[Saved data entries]
start
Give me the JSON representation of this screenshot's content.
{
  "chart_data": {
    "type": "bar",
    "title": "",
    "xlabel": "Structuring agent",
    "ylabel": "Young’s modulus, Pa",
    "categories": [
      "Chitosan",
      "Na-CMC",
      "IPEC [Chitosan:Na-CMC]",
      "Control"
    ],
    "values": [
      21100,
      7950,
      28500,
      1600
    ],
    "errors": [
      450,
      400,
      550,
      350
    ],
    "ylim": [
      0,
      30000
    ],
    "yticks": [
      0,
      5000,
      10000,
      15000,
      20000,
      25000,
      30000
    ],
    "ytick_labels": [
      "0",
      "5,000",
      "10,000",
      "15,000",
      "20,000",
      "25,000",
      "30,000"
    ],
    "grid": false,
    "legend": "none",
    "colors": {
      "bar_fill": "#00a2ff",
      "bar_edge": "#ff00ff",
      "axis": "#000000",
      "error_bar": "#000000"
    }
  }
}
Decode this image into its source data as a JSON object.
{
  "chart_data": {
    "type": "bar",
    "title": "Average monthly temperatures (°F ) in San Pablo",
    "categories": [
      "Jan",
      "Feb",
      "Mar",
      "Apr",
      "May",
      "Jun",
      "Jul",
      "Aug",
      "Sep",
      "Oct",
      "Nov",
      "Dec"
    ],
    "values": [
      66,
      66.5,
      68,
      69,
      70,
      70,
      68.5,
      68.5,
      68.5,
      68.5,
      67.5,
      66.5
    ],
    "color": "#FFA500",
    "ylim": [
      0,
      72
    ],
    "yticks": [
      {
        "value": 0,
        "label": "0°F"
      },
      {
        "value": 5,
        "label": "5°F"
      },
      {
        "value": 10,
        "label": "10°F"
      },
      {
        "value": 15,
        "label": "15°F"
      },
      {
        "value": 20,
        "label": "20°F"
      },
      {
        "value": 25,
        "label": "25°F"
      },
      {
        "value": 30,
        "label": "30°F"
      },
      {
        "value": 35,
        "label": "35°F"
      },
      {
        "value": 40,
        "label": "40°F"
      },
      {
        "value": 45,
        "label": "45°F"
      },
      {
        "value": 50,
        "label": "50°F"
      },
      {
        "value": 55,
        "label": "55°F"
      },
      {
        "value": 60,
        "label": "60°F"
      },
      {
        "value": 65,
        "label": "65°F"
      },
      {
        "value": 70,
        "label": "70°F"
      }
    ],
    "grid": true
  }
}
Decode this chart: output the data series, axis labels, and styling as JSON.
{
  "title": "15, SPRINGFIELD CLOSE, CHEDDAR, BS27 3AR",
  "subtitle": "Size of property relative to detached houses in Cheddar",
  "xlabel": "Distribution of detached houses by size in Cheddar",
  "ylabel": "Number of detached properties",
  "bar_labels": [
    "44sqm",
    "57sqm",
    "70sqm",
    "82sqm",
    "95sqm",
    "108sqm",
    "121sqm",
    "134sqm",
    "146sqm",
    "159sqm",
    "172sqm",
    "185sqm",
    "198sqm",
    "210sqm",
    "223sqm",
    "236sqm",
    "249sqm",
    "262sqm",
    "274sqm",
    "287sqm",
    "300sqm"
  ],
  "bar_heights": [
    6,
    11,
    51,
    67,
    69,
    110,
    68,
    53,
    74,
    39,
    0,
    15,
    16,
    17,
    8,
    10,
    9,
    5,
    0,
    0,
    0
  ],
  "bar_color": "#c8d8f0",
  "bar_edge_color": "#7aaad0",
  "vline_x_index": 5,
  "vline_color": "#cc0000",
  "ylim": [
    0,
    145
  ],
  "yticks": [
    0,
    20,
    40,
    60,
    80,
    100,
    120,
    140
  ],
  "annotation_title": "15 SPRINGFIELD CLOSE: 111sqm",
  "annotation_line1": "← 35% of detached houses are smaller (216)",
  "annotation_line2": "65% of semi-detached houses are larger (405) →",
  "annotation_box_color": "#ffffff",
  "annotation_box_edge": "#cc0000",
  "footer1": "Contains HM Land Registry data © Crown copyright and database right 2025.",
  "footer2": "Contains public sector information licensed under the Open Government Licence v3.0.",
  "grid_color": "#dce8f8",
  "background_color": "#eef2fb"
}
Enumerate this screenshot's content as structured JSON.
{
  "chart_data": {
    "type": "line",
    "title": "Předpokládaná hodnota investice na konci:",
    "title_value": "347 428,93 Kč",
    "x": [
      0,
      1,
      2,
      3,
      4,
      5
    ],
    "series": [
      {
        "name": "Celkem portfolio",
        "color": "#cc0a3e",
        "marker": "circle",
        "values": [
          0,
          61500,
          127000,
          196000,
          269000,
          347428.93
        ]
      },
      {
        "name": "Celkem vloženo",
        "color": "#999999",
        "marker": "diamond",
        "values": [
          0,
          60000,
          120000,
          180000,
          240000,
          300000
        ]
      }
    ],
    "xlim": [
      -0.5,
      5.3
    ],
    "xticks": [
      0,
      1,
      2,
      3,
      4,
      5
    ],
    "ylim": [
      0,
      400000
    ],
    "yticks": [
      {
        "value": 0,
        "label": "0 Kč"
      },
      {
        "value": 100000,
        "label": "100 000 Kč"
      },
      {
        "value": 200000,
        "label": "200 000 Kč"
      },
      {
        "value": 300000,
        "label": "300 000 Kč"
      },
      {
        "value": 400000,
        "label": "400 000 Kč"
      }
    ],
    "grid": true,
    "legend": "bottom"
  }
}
end
▶ [What needs to be done] Take the lines above from the one holding "Enumerate this screenshot's" to the last and output them exactly.

▶ [Complete answer]
Enumerate this screenshot's content as structured JSON.
{
  "chart_data": {
    "type": "line",
    "title": "Předpokládaná hodnota investice na konci:",
    "title_value": "347 428,93 Kč",
    "x": [
      0,
      1,
      2,
      3,
      4,
      5
    ],
    "series": [
      {
        "name": "Celkem portfolio",
        "color": "#cc0a3e",
        "marker": "circle",
        "values": [
          0,
          61500,
          127000,
          196000,
          269000,
          347428.93
        ]
      },
      {
        "name": "Celkem vloženo",
        "color": "#999999",
        "marker": "diamond",
        "values": [
          0,
          60000,
          120000,
          180000,
          240000,
          300000
        ]
      }
    ],
    "xlim": [
      -0.5,
      5.3
    ],
    "xticks": [
      0,
      1,
      2,
      3,
      4,
      5
    ],
    "ylim": [
      0,
      400000
    ],
    "yticks": [
      {
        "value": 0,
        "label": "0 Kč"
      },
      {
        "value": 100000,
        "label": "100 000 Kč"
      },
      {
        "value": 200000,
        "label": "200 000 Kč"
      },
      {
        "value": 300000,
        "label": "300 000 Kč"
      },
      {
        "value": 400000,
        "label": "400 000 Kč"
      }
    ],
    "grid": true,
    "legend": "bottom"
  }
}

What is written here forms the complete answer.